Data items:
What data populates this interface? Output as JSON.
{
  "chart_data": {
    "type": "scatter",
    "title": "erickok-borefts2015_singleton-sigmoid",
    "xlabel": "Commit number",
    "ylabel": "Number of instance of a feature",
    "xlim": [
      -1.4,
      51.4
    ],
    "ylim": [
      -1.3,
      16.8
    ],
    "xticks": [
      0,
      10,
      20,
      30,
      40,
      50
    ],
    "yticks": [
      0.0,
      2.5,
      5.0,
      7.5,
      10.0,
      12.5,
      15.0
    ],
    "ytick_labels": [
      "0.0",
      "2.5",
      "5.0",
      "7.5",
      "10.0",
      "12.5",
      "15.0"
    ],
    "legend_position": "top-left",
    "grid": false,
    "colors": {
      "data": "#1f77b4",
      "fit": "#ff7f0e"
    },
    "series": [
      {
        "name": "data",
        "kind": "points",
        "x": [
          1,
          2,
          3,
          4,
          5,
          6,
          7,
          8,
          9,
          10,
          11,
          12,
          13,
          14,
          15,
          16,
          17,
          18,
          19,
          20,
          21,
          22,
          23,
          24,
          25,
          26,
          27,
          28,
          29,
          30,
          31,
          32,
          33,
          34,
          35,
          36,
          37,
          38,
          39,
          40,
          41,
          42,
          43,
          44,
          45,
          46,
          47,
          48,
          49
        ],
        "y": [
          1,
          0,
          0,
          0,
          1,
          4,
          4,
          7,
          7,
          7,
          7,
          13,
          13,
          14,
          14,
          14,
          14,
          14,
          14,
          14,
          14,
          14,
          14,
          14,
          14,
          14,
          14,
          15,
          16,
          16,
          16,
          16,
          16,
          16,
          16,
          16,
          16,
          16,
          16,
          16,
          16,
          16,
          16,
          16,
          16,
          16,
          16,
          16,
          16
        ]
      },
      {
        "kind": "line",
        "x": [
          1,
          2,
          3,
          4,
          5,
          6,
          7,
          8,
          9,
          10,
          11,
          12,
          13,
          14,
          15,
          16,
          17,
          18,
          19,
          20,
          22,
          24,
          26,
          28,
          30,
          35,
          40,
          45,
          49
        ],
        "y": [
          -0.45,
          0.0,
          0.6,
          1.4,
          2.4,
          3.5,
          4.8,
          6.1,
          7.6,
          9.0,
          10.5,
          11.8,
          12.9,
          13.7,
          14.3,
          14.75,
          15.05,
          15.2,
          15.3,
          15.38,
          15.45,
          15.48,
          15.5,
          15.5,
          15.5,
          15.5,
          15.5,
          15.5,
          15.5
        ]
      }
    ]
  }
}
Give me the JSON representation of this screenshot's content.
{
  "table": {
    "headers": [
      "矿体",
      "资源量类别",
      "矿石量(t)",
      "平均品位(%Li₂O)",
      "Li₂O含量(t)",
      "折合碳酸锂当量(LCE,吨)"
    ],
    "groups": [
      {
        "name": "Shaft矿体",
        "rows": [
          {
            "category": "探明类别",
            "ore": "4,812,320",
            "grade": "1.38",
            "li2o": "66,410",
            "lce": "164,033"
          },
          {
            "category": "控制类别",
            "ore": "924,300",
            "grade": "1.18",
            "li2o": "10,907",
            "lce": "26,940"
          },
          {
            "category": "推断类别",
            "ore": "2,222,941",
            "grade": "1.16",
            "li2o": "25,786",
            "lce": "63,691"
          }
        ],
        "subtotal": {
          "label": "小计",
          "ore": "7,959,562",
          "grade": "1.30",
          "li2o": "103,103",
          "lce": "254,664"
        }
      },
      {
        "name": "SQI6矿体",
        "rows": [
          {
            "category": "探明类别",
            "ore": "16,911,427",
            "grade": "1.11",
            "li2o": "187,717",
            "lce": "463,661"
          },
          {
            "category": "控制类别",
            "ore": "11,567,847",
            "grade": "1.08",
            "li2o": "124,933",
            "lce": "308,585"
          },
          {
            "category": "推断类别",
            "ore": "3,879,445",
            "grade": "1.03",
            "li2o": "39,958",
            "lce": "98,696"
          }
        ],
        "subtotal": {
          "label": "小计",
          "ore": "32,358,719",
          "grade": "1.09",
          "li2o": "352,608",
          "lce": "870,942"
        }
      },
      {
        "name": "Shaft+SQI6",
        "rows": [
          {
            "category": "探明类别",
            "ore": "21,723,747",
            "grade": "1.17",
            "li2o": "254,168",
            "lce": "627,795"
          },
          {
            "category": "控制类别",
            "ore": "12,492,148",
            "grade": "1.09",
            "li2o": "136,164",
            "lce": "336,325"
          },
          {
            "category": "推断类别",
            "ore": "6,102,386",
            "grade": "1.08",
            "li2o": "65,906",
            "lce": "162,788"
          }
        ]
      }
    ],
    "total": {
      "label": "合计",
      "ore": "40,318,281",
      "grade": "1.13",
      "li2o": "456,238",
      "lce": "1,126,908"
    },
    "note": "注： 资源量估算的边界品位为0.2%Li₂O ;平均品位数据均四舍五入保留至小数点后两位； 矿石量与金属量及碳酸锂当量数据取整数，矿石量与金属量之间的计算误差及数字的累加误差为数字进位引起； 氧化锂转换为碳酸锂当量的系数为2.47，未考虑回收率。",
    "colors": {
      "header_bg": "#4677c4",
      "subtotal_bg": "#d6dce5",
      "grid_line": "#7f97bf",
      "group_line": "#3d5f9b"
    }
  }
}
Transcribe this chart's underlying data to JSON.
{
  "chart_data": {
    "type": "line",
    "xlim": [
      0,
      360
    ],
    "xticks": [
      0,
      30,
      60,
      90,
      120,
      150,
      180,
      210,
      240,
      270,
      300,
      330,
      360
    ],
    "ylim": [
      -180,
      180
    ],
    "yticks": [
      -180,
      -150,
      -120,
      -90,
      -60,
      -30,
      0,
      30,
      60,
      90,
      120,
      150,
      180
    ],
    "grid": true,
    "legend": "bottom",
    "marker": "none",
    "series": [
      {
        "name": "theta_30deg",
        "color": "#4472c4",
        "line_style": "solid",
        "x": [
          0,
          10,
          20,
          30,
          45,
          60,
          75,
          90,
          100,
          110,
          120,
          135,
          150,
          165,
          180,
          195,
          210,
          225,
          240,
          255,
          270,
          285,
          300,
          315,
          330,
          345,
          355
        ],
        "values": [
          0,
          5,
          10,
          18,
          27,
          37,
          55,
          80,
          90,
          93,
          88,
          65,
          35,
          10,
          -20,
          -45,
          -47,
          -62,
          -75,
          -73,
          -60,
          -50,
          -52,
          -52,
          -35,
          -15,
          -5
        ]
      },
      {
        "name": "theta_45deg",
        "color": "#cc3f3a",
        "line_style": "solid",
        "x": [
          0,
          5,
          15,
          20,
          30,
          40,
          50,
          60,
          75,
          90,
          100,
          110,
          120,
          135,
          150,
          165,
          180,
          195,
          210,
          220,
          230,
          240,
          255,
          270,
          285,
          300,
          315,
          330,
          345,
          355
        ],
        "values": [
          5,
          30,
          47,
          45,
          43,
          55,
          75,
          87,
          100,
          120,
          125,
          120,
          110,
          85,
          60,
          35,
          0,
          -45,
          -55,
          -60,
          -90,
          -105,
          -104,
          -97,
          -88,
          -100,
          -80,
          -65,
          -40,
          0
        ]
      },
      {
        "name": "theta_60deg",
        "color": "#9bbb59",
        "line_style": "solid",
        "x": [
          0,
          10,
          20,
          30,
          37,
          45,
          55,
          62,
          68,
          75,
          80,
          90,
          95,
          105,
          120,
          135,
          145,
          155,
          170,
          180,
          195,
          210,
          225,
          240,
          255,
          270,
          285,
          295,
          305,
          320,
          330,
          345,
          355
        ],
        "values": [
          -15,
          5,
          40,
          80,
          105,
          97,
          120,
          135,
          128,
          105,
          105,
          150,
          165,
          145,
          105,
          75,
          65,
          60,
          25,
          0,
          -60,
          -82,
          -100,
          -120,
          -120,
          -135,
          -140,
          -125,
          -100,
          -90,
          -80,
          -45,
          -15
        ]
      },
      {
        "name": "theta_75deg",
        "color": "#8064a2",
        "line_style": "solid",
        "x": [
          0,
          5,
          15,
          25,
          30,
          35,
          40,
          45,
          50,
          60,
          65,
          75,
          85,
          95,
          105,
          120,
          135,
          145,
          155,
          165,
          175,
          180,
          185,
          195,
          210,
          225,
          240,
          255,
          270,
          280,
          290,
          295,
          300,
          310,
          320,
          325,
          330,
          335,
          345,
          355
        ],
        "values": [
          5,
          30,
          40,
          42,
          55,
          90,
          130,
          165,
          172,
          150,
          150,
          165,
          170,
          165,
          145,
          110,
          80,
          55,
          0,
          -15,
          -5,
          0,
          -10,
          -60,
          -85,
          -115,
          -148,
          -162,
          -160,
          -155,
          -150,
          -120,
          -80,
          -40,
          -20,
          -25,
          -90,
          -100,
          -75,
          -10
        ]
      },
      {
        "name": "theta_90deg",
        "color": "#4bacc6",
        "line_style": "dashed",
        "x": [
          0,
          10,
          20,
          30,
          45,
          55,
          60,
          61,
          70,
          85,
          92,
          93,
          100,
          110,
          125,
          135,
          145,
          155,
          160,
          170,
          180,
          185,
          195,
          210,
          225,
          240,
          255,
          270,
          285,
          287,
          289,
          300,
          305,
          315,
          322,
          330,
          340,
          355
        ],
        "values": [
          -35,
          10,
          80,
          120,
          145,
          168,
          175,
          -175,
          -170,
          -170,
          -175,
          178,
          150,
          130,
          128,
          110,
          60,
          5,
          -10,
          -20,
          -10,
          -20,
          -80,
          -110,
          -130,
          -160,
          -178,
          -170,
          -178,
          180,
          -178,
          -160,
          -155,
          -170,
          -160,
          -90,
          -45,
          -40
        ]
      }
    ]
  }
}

- What the exercise asks -
Look through the data and gather every line with the string "name" in it.

- Solution to the problem -
        "name": "data",
        "name": "Shaft矿体",
        "name": "SQI6矿体",
        "name": "Shaft+SQI6",
        "name": "theta_30deg",
        "name": "theta_45deg",
        "name": "theta_60deg",
        "name": "theta_75deg",
        "name": "theta_90deg",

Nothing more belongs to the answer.